**What the exercise asks**
Copy all the entries below exactly, but not the pictures.

**Information supplied**
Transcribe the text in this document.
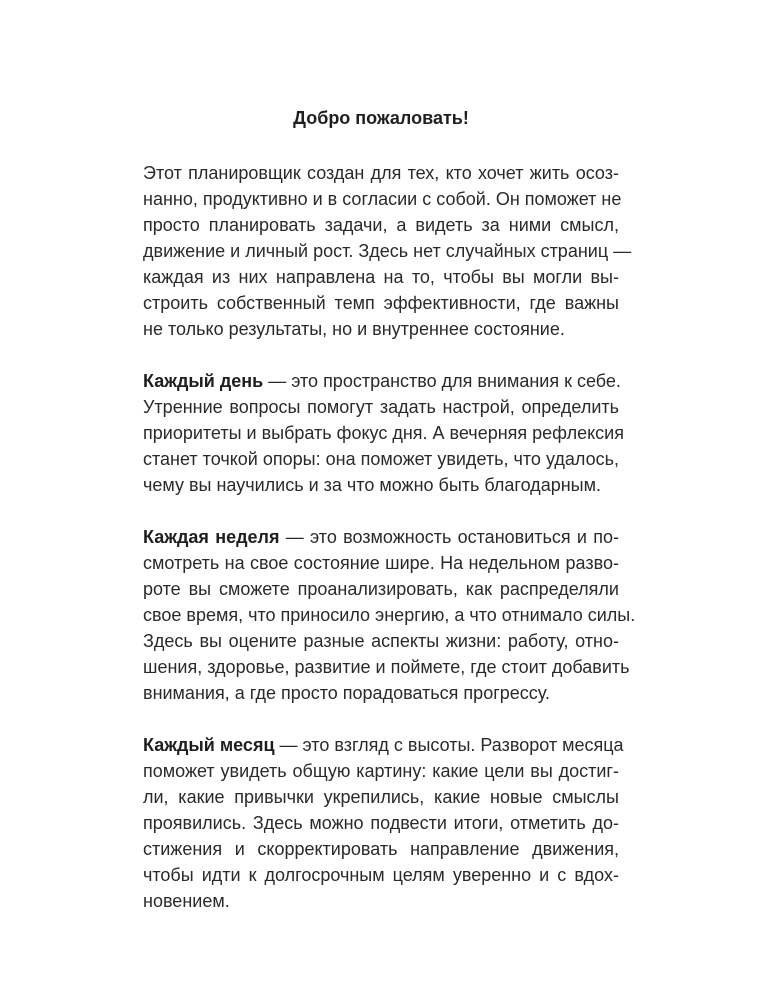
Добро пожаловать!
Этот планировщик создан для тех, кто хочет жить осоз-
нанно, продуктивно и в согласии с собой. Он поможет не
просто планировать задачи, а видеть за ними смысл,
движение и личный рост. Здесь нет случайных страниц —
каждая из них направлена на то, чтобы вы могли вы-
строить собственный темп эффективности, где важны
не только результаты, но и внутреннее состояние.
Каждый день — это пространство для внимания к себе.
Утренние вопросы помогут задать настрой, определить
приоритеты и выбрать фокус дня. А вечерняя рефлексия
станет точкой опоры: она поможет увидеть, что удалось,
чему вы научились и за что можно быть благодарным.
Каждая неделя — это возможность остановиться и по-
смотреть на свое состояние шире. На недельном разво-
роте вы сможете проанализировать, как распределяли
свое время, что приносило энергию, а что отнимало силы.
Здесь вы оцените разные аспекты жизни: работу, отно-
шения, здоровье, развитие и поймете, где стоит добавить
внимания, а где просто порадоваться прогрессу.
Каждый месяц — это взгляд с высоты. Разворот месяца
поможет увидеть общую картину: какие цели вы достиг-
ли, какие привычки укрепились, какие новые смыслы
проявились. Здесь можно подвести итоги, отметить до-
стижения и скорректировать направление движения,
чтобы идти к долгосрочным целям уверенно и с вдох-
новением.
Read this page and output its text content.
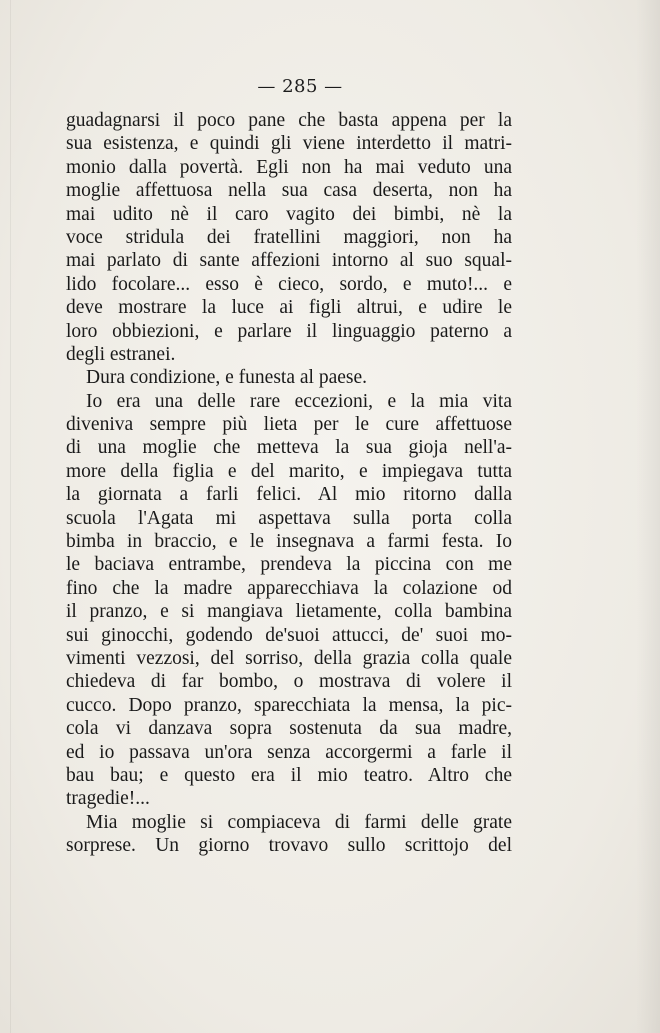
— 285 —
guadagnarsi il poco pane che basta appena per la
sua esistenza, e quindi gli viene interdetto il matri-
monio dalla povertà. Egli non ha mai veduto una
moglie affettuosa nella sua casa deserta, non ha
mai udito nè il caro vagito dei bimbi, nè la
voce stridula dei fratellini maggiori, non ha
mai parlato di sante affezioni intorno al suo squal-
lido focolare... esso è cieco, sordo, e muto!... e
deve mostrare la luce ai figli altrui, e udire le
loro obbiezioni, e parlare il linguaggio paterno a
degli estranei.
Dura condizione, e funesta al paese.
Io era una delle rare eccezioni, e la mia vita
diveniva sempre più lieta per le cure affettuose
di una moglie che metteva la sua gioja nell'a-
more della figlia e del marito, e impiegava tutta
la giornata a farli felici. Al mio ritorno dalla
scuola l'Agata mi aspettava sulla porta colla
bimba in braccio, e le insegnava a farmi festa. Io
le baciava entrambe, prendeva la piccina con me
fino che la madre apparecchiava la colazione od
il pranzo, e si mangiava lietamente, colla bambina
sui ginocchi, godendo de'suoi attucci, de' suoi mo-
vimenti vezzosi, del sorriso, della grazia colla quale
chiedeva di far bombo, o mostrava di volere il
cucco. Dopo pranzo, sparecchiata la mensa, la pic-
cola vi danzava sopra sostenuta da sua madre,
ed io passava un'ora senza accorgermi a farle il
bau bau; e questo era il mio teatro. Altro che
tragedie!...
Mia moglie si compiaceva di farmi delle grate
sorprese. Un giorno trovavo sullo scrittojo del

**Expected answer**
Transcribe the text in this document.
Добро пожаловать!
Этот планировщик создан для тех, кто хочет жить осоз-
нанно, продуктивно и в согласии с собой. Он поможет не
просто планировать задачи, а видеть за ними смысл,
движение и личный рост. Здесь нет случайных страниц —
каждая из них направлена на то, чтобы вы могли вы-
строить собственный темп эффективности, где важны
не только результаты, но и внутреннее состояние.
Каждый день — это пространство для внимания к себе.
Утренние вопросы помогут задать настрой, определить
приоритеты и выбрать фокус дня. А вечерняя рефлексия
станет точкой опоры: она поможет увидеть, что удалось,
чему вы научились и за что можно быть благодарным.
Каждая неделя — это возможность остановиться и по-
смотреть на свое состояние шире. На недельном разво-
роте вы сможете проанализировать, как распределяли
свое время, что приносило энергию, а что отнимало силы.
Здесь вы оцените разные аспекты жизни: работу, отно-
шения, здоровье, развитие и поймете, где стоит добавить
внимания, а где просто порадоваться прогрессу.
Каждый месяц — это взгляд с высоты. Разворот месяца
поможет увидеть общую картину: какие цели вы достиг-
ли, какие привычки укрепились, какие новые смыслы
проявились. Здесь можно подвести итоги, отметить до-
стижения и скорректировать направление движения,
чтобы идти к долгосрочным целям уверенно и с вдох-
новением.
Read this page and output its text content.
— 285 —
guadagnarsi il poco pane che basta appena per la
sua esistenza, e quindi gli viene interdetto il matri-
monio dalla povertà. Egli non ha mai veduto una
moglie affettuosa nella sua casa deserta, non ha
mai udito nè il caro vagito dei bimbi, nè la
voce stridula dei fratellini maggiori, non ha
mai parlato di sante affezioni intorno al suo squal-
lido focolare... esso è cieco, sordo, e muto!... e
deve mostrare la luce ai figli altrui, e udire le
loro obbiezioni, e parlare il linguaggio paterno a
degli estranei.
Dura condizione, e funesta al paese.
Io era una delle rare eccezioni, e la mia vita
diveniva sempre più lieta per le cure affettuose
di una moglie che metteva la sua gioja nell'a-
more della figlia e del marito, e impiegava tutta
la giornata a farli felici. Al mio ritorno dalla
scuola l'Agata mi aspettava sulla porta colla
bimba in braccio, e le insegnava a farmi festa. Io
le baciava entrambe, prendeva la piccina con me
fino che la madre apparecchiava la colazione od
il pranzo, e si mangiava lietamente, colla bambina
sui ginocchi, godendo de'suoi attucci, de' suoi mo-
vimenti vezzosi, del sorriso, della grazia colla quale
chiedeva di far bombo, o mostrava di volere il
cucco. Dopo pranzo, sparecchiata la mensa, la pic-
cola vi danzava sopra sostenuta da sua madre,
ed io passava un'ora senza accorgermi a farle il
bau bau; e questo era il mio teatro. Altro che
tragedie!...
Mia moglie si compiaceva di farmi delle grate
sorprese. Un giorno trovavo sullo scrittojo del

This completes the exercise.